**TEXTO PROPORCIONADO:**
Pero, ¿en qué consiste este Festival de las Flores exactamente? Los más avispados ya habrán logrado adivinar que algo tiene que ver con las flores, obviamente. El festival es una especie de competición por ver quién es capaz de crear el jardín más bonito del pueblo. Para esto se emplean los seis primeros días de la semana, siendo el domingo dedicado a la votación y entrega de premios. Puesto que es mi primer año, desconozco qué acontecerá mañana o cual puede ser el primer premio. Lo que sí que puedo asegurar es que el verdadero ganador es el propio pueblo. Pasear por Ynis durante esta semana es una de las experiencias más campestremente placenteras que alguien pueda experimentar. Como sucede en diferentes barrios de las ciudades del sur de España, cada casita de aquí cuenta con su jardincito mejor o peor arreglado, pero con jardincito al fin y al cabo. El título de Festival de las Flores es totalmente literal, ya que se dan cita todo tipo de variantes a lo largo de las diferentes viviendas. Rosas rojas, amarillas, violas blancas, tulipanes... y muchas otras flores de las que, como en los árboles, sería incapaz de relacionar nombre con aspecto, se reunen en pequeños batallones de belleza capaces de derribar los muros del más duro de los corazones y hacerse fuertes en él. Quien más quien menos pone un poco de si mismo, de su sudor, de su buen hacer o de ese empeño juvenil por destacar. Todo el mundo participa de la fiesta, sea del sexo que sea. En cierto modo es como si los animales tuvieran más claros conceptos tales como la masculinidad, mucho más claros de lo que los humanos posiblemente los tengamos nunca.

**TAREA A REALIZAR:**
Según el texto sobre el Festival de las Flores, ¿a qué se dedica el domingo?

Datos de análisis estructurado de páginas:
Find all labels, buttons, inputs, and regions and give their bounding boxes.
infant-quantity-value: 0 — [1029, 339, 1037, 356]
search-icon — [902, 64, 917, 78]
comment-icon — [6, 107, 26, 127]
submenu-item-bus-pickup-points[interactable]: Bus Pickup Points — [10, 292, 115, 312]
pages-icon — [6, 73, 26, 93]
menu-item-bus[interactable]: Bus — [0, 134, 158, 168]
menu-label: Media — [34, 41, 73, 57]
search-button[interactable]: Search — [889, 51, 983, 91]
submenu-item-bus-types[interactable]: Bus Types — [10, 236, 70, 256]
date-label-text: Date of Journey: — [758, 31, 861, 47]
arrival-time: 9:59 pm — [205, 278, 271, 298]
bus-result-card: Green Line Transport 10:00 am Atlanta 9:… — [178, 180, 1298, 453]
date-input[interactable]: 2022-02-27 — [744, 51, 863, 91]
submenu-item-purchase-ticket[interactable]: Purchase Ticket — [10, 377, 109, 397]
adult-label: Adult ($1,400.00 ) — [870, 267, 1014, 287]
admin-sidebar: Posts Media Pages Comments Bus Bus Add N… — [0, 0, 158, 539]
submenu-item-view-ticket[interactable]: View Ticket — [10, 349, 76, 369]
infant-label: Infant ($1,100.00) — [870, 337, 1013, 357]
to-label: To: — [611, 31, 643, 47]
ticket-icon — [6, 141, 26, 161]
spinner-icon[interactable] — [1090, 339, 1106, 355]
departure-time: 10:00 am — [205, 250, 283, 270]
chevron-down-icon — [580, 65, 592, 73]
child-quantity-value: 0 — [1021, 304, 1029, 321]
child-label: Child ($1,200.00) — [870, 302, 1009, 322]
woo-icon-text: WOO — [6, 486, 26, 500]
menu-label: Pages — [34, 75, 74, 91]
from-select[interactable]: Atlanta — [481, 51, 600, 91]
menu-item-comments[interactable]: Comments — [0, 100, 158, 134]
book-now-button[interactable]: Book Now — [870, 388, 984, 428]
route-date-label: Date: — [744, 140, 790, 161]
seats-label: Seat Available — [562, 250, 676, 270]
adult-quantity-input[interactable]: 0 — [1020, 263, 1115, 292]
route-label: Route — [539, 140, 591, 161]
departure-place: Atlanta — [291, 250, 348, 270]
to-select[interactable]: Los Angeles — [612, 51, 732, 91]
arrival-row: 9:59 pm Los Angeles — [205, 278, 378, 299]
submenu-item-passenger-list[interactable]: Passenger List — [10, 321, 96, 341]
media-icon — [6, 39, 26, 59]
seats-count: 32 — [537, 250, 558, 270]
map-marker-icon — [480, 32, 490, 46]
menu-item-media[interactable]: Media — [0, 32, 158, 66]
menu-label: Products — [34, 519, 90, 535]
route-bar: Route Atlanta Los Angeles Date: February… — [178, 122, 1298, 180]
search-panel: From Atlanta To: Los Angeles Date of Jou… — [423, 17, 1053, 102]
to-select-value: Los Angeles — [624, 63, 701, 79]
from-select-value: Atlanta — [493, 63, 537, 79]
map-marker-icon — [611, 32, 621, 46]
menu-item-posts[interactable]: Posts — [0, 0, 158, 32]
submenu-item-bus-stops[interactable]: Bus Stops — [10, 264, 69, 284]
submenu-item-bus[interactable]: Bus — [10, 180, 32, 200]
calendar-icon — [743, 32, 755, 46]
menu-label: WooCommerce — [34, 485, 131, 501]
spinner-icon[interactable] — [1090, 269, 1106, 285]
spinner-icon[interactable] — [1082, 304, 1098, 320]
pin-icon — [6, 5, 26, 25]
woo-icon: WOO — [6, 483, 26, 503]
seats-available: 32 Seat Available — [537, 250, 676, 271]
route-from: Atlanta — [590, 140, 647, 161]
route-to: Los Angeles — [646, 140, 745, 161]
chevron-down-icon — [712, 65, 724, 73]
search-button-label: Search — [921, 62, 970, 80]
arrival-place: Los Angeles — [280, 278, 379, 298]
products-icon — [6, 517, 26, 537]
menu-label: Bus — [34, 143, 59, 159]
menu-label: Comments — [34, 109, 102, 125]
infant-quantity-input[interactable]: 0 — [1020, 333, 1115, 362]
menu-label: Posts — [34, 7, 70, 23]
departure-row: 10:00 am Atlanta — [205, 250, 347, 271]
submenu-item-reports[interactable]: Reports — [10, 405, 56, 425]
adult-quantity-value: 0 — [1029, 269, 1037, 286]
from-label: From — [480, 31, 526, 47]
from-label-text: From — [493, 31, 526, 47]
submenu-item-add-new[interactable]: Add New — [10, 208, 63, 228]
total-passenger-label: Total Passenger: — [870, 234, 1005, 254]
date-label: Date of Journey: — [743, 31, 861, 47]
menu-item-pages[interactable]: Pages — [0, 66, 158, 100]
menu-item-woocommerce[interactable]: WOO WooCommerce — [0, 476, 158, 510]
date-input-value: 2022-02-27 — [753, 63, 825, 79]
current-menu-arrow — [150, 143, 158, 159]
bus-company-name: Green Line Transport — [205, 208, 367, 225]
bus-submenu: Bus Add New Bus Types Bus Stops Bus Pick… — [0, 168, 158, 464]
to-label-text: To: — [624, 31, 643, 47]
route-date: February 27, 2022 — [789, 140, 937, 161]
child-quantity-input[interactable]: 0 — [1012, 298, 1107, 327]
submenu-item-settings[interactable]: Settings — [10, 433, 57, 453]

**RESPUESTA A LA TAREA:**
El domingo se dedica a la votación y a la entrega de premios.